» **WORK REQUEST**
Check every line of the data for the string "forskning" and copy the ones that have it.

(Extracted records)

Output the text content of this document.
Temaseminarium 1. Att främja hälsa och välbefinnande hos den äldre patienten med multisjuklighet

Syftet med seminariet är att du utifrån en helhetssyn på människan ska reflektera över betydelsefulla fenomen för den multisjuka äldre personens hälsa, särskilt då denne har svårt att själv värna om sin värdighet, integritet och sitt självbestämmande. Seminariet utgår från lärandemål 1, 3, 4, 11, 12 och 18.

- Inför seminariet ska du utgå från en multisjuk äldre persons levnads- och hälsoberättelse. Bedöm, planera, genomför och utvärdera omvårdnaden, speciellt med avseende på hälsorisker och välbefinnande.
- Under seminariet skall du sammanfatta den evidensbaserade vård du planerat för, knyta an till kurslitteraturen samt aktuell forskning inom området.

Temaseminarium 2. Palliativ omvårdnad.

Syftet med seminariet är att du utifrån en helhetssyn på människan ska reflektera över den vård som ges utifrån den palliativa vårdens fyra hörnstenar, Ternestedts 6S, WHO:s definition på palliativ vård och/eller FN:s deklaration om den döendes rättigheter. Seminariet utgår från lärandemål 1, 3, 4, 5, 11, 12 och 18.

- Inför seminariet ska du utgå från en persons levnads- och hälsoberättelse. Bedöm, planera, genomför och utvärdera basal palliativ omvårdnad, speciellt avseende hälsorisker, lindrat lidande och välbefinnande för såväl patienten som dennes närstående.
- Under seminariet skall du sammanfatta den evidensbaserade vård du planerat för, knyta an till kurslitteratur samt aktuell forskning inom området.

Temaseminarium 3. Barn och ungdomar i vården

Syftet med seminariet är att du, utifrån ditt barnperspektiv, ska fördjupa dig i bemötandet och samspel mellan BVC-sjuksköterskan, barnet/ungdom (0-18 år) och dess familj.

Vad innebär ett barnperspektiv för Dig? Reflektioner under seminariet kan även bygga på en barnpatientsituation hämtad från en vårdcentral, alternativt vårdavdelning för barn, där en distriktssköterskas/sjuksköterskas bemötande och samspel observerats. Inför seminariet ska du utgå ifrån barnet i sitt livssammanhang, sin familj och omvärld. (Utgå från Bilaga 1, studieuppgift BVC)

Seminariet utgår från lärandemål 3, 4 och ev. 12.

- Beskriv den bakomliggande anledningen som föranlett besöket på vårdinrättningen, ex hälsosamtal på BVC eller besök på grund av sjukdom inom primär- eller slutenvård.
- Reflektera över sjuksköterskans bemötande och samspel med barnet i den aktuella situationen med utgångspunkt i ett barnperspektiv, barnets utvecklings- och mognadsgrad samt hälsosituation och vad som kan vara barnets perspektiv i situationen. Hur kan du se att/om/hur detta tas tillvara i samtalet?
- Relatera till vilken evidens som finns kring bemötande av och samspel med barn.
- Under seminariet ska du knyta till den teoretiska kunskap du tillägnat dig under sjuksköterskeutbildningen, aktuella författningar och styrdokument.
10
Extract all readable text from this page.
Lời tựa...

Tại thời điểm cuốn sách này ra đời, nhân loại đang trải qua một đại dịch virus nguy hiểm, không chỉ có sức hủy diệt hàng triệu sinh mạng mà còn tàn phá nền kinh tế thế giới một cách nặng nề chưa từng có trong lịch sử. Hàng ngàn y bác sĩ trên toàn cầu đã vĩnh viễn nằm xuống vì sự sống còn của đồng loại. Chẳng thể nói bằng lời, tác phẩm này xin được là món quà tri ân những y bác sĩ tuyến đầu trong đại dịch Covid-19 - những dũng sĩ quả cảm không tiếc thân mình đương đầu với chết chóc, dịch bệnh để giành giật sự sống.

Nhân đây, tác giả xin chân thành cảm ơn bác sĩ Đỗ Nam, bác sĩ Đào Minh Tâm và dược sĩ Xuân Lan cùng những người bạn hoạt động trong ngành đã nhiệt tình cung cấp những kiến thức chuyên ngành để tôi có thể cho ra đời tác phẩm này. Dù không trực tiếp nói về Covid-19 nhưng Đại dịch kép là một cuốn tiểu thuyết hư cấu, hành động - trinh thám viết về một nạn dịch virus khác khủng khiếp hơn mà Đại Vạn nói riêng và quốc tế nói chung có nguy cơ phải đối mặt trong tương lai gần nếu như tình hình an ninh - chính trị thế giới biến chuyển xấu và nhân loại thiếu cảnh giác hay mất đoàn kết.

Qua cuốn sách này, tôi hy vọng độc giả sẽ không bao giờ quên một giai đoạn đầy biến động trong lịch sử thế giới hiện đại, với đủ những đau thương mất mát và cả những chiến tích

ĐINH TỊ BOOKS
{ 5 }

» **REPLY**
- Under seminariet skall du sammanfatta den evidensbaserade vård du planerat för, knyta an till kurslitteraturen samt aktuell forskning inom området.
- Under seminariet skall du sammanfatta den evidensbaserade vård du planerat för, knyta an till kurslitteratur samt aktuell forskning inom området.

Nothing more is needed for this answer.